BEGIN Task input
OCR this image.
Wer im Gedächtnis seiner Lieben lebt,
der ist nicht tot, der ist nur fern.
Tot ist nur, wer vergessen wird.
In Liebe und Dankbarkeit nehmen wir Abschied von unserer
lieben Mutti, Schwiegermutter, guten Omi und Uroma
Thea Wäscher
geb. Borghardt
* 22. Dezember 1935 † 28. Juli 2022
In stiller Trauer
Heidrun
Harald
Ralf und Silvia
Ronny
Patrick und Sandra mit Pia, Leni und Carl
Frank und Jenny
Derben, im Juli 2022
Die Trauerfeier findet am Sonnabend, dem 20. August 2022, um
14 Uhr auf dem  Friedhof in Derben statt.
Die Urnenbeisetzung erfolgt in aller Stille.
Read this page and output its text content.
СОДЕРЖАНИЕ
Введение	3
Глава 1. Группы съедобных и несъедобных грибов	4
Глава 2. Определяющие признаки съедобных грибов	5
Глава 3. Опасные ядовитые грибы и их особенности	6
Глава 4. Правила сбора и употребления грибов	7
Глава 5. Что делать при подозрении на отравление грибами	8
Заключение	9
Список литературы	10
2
END Task input
- What to do -
Every entry must be retyped in full, exactly as given.

- Solution for this problem -
OCR this image.
Wer im Gedächtnis seiner Lieben lebt,
der ist nicht tot, der ist nur fern.
Tot ist nur, wer vergessen wird.
In Liebe und Dankbarkeit nehmen wir Abschied von unserer
lieben Mutti, Schwiegermutter, guten Omi und Uroma
Thea Wäscher
geb. Borghardt
* 22. Dezember 1935 † 28. Juli 2022
In stiller Trauer
Heidrun
Harald
Ralf und Silvia
Ronny
Patrick und Sandra mit Pia, Leni und Carl
Frank und Jenny
Derben, im Juli 2022
Die Trauerfeier findet am Sonnabend, dem 20. August 2022, um
14 Uhr auf dem  Friedhof in Derben statt.
Die Urnenbeisetzung erfolgt in aller Stille.
Read this page and output its text content.
СОДЕРЖАНИЕ
Введение	3
Глава 1. Группы съедобных и несъедобных грибов	4
Глава 2. Определяющие признаки съедобных грибов	5
Глава 3. Опасные ядовитые грибы и их особенности	6
Глава 4. Правила сбора и употребления грибов	7
Глава 5. Что делать при подозрении на отравление грибами	8
Заключение	9
Список литературы	10
2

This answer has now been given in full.